**Short exercise**. Copy the data precisely, keeping every character.

**Records**.
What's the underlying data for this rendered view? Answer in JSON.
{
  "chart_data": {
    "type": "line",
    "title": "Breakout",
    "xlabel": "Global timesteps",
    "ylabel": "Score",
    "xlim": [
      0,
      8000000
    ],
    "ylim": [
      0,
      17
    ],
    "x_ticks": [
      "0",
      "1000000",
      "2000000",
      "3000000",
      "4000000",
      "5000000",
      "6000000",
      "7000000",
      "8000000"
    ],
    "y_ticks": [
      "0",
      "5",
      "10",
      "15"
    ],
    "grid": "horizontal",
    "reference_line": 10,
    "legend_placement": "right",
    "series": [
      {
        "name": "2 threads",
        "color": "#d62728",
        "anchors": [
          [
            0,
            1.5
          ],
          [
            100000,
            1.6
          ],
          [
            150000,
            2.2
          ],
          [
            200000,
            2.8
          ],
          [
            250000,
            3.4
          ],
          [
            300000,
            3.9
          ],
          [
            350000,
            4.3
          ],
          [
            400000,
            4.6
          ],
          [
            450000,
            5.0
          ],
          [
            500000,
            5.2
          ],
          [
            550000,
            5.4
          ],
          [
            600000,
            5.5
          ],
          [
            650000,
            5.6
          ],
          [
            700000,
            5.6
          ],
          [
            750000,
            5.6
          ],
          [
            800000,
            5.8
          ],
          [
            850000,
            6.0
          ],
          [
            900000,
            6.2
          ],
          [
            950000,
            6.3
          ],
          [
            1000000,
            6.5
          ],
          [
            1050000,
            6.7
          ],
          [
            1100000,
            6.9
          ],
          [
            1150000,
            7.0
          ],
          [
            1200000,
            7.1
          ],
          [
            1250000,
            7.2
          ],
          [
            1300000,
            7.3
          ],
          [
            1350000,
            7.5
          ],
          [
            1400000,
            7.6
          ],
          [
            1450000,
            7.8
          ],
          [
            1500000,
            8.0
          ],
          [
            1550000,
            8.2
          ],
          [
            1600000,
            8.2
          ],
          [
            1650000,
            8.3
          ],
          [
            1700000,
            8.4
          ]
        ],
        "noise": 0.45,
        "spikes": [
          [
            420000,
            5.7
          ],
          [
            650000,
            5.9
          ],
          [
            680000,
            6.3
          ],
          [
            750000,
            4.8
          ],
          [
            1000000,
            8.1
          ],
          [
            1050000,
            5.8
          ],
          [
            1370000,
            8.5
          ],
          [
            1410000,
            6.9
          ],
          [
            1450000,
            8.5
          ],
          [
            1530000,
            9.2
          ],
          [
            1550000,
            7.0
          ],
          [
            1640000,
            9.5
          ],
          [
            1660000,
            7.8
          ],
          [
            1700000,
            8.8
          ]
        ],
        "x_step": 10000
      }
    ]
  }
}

**Complete output**.
What's the underlying data for this rendered view? Answer in JSON.
{
  "chart_data": {
    "type": "line",
    "title": "Breakout",
    "xlabel": "Global timesteps",
    "ylabel": "Score",
    "xlim": [
      0,
      8000000
    ],
    "ylim": [
      0,
      17
    ],
    "x_ticks": [
      "0",
      "1000000",
      "2000000",
      "3000000",
      "4000000",
      "5000000",
      "6000000",
      "7000000",
      "8000000"
    ],
    "y_ticks": [
      "0",
      "5",
      "10",
      "15"
    ],
    "grid": "horizontal",
    "reference_line": 10,
    "legend_placement": "right",
    "series": [
      {
        "name": "2 threads",
        "color": "#d62728",
        "anchors": [
          [
            0,
            1.5
          ],
          [
            100000,
            1.6
          ],
          [
            150000,
            2.2
          ],
          [
            200000,
            2.8
          ],
          [
            250000,
            3.4
          ],
          [
            300000,
            3.9
          ],
          [
            350000,
            4.3
          ],
          [
            400000,
            4.6
          ],
          [
            450000,
            5.0
          ],
          [
            500000,
            5.2
          ],
          [
            550000,
            5.4
          ],
          [
            600000,
            5.5
          ],
          [
            650000,
            5.6
          ],
          [
            700000,
            5.6
          ],
          [
            750000,
            5.6
          ],
          [
            800000,
            5.8
          ],
          [
            850000,
            6.0
          ],
          [
            900000,
            6.2
          ],
          [
            950000,
            6.3
          ],
          [
            1000000,
            6.5
          ],
          [
            1050000,
            6.7
          ],
          [
            1100000,
            6.9
          ],
          [
            1150000,
            7.0
          ],
          [
            1200000,
            7.1
          ],
          [
            1250000,
            7.2
          ],
          [
            1300000,
            7.3
          ],
          [
            1350000,
            7.5
          ],
          [
            1400000,
            7.6
          ],
          [
            1450000,
            7.8
          ],
          [
            1500000,
            8.0
          ],
          [
            1550000,
            8.2
          ],
          [
            1600000,
            8.2
          ],
          [
            1650000,
            8.3
          ],
          [
            1700000,
            8.4
          ]
        ],
        "noise": 0.45,
        "spikes": [
          [
            420000,
            5.7
          ],
          [
            650000,
            5.9
          ],
          [
            680000,
            6.3
          ],
          [
            750000,
            4.8
          ],
          [
            1000000,
            8.1
          ],
          [
            1050000,
            5.8
          ],
          [
            1370000,
            8.5
          ],
          [
            1410000,
            6.9
          ],
          [
            1450000,
            8.5
          ],
          [
            1530000,
            9.2
          ],
          [
            1550000,
            7.0
          ],
          [
            1640000,
            9.5
          ],
          [
            1660000,
            7.8
          ],
          [
            1700000,
            8.8
          ]
        ],
        "x_step": 10000
      }
    ]
  }
}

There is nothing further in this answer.